| Set task |
Every line below should be repeated exactly.

───── Dataset extract ─────

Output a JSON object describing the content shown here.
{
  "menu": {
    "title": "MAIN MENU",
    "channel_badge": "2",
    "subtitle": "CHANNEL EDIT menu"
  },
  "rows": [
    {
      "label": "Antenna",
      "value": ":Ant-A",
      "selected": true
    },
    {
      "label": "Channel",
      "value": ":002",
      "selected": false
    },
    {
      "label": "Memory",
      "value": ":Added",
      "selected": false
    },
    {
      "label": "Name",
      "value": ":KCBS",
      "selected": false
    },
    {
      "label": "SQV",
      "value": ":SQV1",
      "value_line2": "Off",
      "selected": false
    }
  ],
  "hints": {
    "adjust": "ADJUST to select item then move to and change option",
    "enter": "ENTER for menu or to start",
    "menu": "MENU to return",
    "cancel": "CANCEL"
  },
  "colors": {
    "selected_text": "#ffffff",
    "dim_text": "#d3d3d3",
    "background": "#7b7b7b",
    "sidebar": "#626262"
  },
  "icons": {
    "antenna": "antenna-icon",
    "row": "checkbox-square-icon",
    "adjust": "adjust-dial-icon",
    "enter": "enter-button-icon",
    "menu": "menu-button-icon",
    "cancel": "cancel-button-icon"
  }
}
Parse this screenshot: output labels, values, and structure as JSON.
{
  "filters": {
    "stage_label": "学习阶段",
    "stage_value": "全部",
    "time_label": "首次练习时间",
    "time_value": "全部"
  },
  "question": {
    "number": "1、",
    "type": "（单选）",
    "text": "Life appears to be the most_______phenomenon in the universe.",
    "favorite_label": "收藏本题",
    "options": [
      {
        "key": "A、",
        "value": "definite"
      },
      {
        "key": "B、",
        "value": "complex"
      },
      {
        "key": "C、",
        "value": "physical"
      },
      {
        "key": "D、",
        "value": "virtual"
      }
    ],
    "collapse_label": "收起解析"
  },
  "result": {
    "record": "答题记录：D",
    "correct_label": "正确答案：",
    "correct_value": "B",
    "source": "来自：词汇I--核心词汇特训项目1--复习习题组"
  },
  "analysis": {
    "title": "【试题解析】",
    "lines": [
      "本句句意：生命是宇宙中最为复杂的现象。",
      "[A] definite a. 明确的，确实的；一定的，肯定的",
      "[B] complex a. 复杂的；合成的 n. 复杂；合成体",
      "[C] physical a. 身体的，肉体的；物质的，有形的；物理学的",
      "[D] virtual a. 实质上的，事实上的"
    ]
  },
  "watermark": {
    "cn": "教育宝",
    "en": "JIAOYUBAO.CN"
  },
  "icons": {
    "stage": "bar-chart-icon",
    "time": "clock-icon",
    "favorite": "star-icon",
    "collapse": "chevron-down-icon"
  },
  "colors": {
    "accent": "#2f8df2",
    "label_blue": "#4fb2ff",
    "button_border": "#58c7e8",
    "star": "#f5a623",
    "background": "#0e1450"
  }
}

─────

| Complete response |
Output a JSON object describing the content shown here.
{
  "menu": {
    "title": "MAIN MENU",
    "channel_badge": "2",
    "subtitle": "CHANNEL EDIT menu"
  },
  "rows": [
    {
      "label": "Antenna",
      "value": ":Ant-A",
      "selected": true
    },
    {
      "label": "Channel",
      "value": ":002",
      "selected": false
    },
    {
      "label": "Memory",
      "value": ":Added",
      "selected": false
    },
    {
      "label": "Name",
      "value": ":KCBS",
      "selected": false
    },
    {
      "label": "SQV",
      "value": ":SQV1",
      "value_line2": "Off",
      "selected": false
    }
  ],
  "hints": {
    "adjust": "ADJUST to select item then move to and change option",
    "enter": "ENTER for menu or to start",
    "menu": "MENU to return",
    "cancel": "CANCEL"
  },
  "colors": {
    "selected_text": "#ffffff",
    "dim_text": "#d3d3d3",
    "background": "#7b7b7b",
    "sidebar": "#626262"
  },
  "icons": {
    "antenna": "antenna-icon",
    "row": "checkbox-square-icon",
    "adjust": "adjust-dial-icon",
    "enter": "enter-button-icon",
    "menu": "menu-button-icon",
    "cancel": "cancel-button-icon"
  }
}
Parse this screenshot: output labels, values, and structure as JSON.
{
  "filters": {
    "stage_label": "学习阶段",
    "stage_value": "全部",
    "time_label": "首次练习时间",
    "time_value": "全部"
  },
  "question": {
    "number": "1、",
    "type": "（单选）",
    "text": "Life appears to be the most_______phenomenon in the universe.",
    "favorite_label": "收藏本题",
    "options": [
      {
        "key": "A、",
        "value": "definite"
      },
      {
        "key": "B、",
        "value": "complex"
      },
      {
        "key": "C、",
        "value": "physical"
      },
      {
        "key": "D、",
        "value": "virtual"
      }
    ],
    "collapse_label": "收起解析"
  },
  "result": {
    "record": "答题记录：D",
    "correct_label": "正确答案：",
    "correct_value": "B",
    "source": "来自：词汇I--核心词汇特训项目1--复习习题组"
  },
  "analysis": {
    "title": "【试题解析】",
    "lines": [
      "本句句意：生命是宇宙中最为复杂的现象。",
      "[A] definite a. 明确的，确实的；一定的，肯定的",
      "[B] complex a. 复杂的；合成的 n. 复杂；合成体",
      "[C] physical a. 身体的，肉体的；物质的，有形的；物理学的",
      "[D] virtual a. 实质上的，事实上的"
    ]
  },
  "watermark": {
    "cn": "教育宝",
    "en": "JIAOYUBAO.CN"
  },
  "icons": {
    "stage": "bar-chart-icon",
    "time": "clock-icon",
    "favorite": "star-icon",
    "collapse": "chevron-down-icon"
  },
  "colors": {
    "accent": "#2f8df2",
    "label_blue": "#4fb2ff",
    "button_border": "#58c7e8",
    "star": "#f5a623",
    "background": "#0e1450"
  }
}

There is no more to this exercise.